Dataset entries:
○ ○ ○ ○ ○ ○ ○

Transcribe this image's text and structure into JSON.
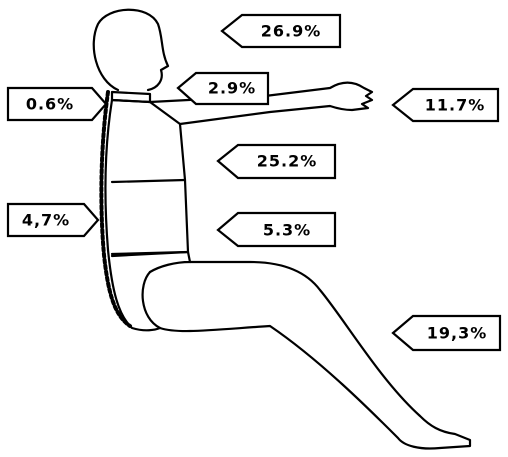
{
  "labels": [
    "26.9%",
    "2.9%",
    "0.6%",
    "11.7%",
    "25.2%",
    "4,7%",
    "5.3%",
    "19,3%"
  ]
}
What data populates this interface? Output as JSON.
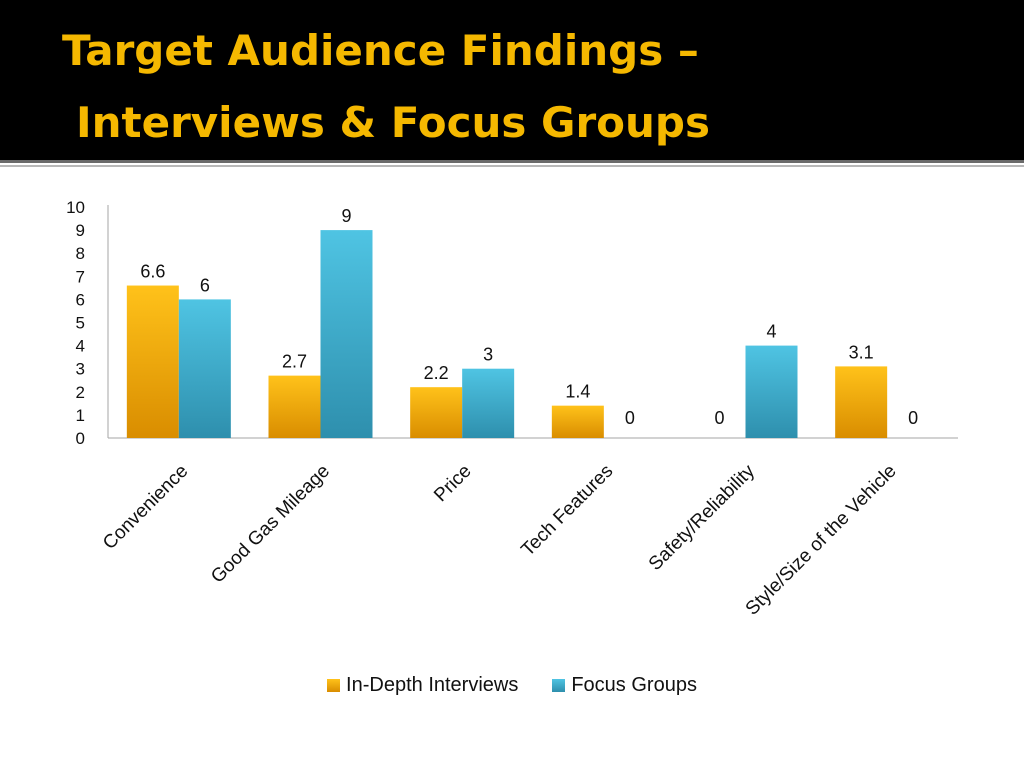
{
  "title": {
    "line1": "Target Audience Findings –",
    "line2": "Interviews & Focus Groups"
  },
  "colors": {
    "title": "#f5b800",
    "interviews": "#f5a800",
    "focus": "#3fb3d6"
  },
  "chart_data": {
    "type": "bar",
    "categories": [
      "Convenience",
      "Good Gas Mileage",
      "Price",
      "Tech Features",
      "Safety/Reliability",
      "Style/Size of the Vehicle"
    ],
    "series": [
      {
        "name": "In-Depth Interviews",
        "values": [
          6.6,
          2.7,
          2.2,
          1.4,
          null,
          3.1
        ],
        "labels": [
          "6.6",
          "2.7",
          "2.2",
          "1.4",
          "0",
          "3.1"
        ]
      },
      {
        "name": "Focus Groups",
        "values": [
          6,
          9,
          3,
          null,
          4,
          null
        ],
        "labels": [
          "6",
          "9",
          "3",
          "0",
          "4",
          "0"
        ]
      }
    ],
    "yticks": [
      "0",
      "1",
      "2",
      "3",
      "4",
      "5",
      "6",
      "7",
      "8",
      "9",
      "10"
    ],
    "ylim": [
      0,
      10
    ],
    "legend": "bottom"
  }
}
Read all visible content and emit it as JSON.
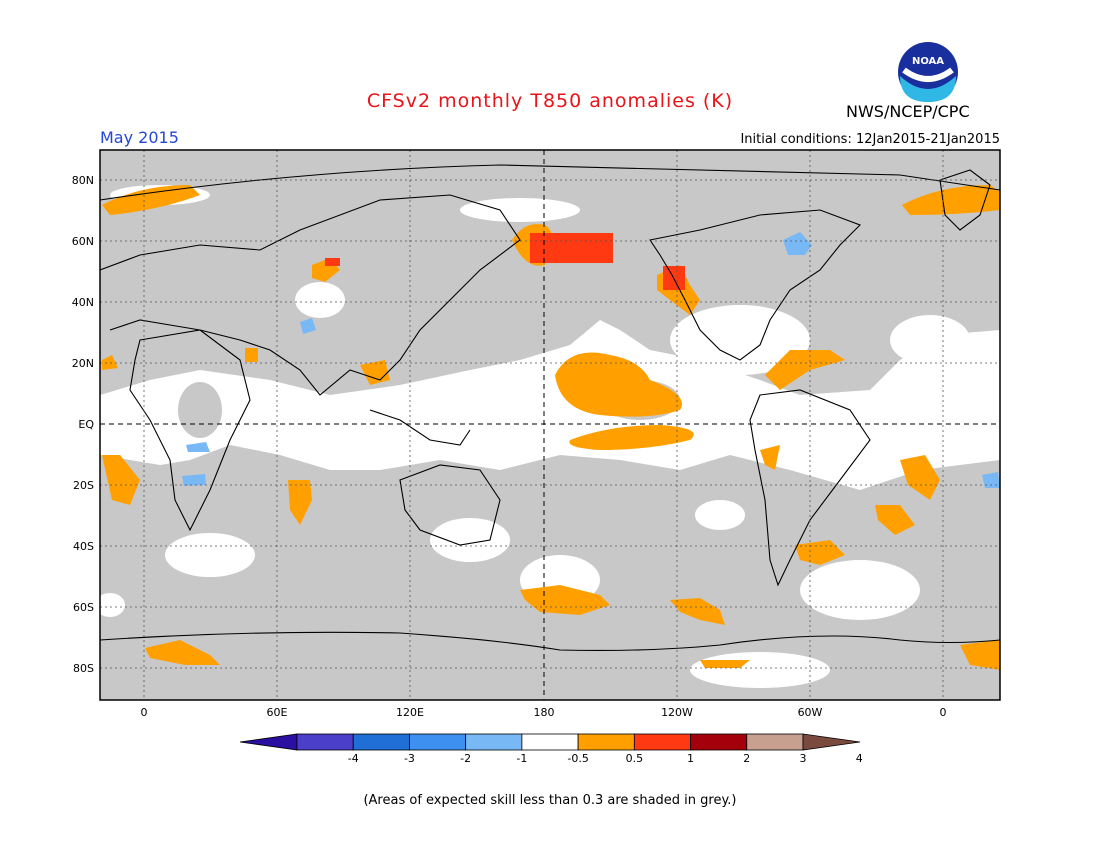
{
  "title": "CFSv2 monthly T850 anomalies (K)",
  "month_label": "May 2015",
  "initial_conditions": "Initial conditions: 12Jan2015-21Jan2015",
  "agency": "NWS/NCEP/CPC",
  "logo_text": "NOAA",
  "footnote": "(Areas of expected skill less than 0.3 are shaded in grey.)",
  "lat_ticks": [
    "80N",
    "60N",
    "40N",
    "20N",
    "EQ",
    "20S",
    "40S",
    "60S",
    "80S"
  ],
  "lon_ticks": [
    "0",
    "60E",
    "120E",
    "180",
    "120W",
    "60W",
    "0"
  ],
  "colorbar": {
    "labels": [
      "-4",
      "-3",
      "-2",
      "-1",
      "-0.5",
      "0.5",
      "1",
      "2",
      "3",
      "4"
    ],
    "colors": [
      "#2a0fa0",
      "#4b3ec9",
      "#1f6fd6",
      "#3d8ff0",
      "#78b8f5",
      "#ffffff",
      "#ffa000",
      "#ff3a12",
      "#a3000b",
      "#c8a090",
      "#7a4a3e"
    ]
  },
  "colors": {
    "grey_shade": "#c8c8c8",
    "warm_1": "#ffa000",
    "warm_2": "#ff3a12",
    "cool_1": "#78b8f5"
  }
}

○ ○ ○ ○ ○ ○ ○

OBJECTIVE
Give every record back exactly as it reads, with no images.

SOLUTION FOR THIS EXERCISE
Transcribe this image's text and structure into JSON.
{
  "labels": [
    "26.9%",
    "2.9%",
    "0.6%",
    "11.7%",
    "25.2%",
    "4,7%",
    "5.3%",
    "19,3%"
  ]
}
What data populates this interface? Output as JSON.
{
  "title": {
    "line1": "Target Audience Findings –",
    "line2": "Interviews & Focus Groups"
  },
  "colors": {
    "title": "#f5b800",
    "interviews": "#f5a800",
    "focus": "#3fb3d6"
  },
  "chart_data": {
    "type": "bar",
    "categories": [
      "Convenience",
      "Good Gas Mileage",
      "Price",
      "Tech Features",
      "Safety/Reliability",
      "Style/Size of the Vehicle"
    ],
    "series": [
      {
        "name": "In-Depth Interviews",
        "values": [
          6.6,
          2.7,
          2.2,
          1.4,
          null,
          3.1
        ],
        "labels": [
          "6.6",
          "2.7",
          "2.2",
          "1.4",
          "0",
          "3.1"
        ]
      },
      {
        "name": "Focus Groups",
        "values": [
          6,
          9,
          3,
          null,
          4,
          null
        ],
        "labels": [
          "6",
          "9",
          "3",
          "0",
          "4",
          "0"
        ]
      }
    ],
    "yticks": [
      "0",
      "1",
      "2",
      "3",
      "4",
      "5",
      "6",
      "7",
      "8",
      "9",
      "10"
    ],
    "ylim": [
      0,
      10
    ],
    "legend": "bottom"
  }
}
Read all visible content and emit it as JSON.
{
  "title": "CFSv2 monthly T850 anomalies (K)",
  "month_label": "May 2015",
  "initial_conditions": "Initial conditions: 12Jan2015-21Jan2015",
  "agency": "NWS/NCEP/CPC",
  "logo_text": "NOAA",
  "footnote": "(Areas of expected skill less than 0.3 are shaded in grey.)",
  "lat_ticks": [
    "80N",
    "60N",
    "40N",
    "20N",
    "EQ",
    "20S",
    "40S",
    "60S",
    "80S"
  ],
  "lon_ticks": [
    "0",
    "60E",
    "120E",
    "180",
    "120W",
    "60W",
    "0"
  ],
  "colorbar": {
    "labels": [
      "-4",
      "-3",
      "-2",
      "-1",
      "-0.5",
      "0.5",
      "1",
      "2",
      "3",
      "4"
    ],
    "colors": [
      "#2a0fa0",
      "#4b3ec9",
      "#1f6fd6",
      "#3d8ff0",
      "#78b8f5",
      "#ffffff",
      "#ffa000",
      "#ff3a12",
      "#a3000b",
      "#c8a090",
      "#7a4a3e"
    ]
  },
  "colors": {
    "grey_shade": "#c8c8c8",
    "warm_1": "#ffa000",
    "warm_2": "#ff3a12",
    "cool_1": "#78b8f5"
  }
}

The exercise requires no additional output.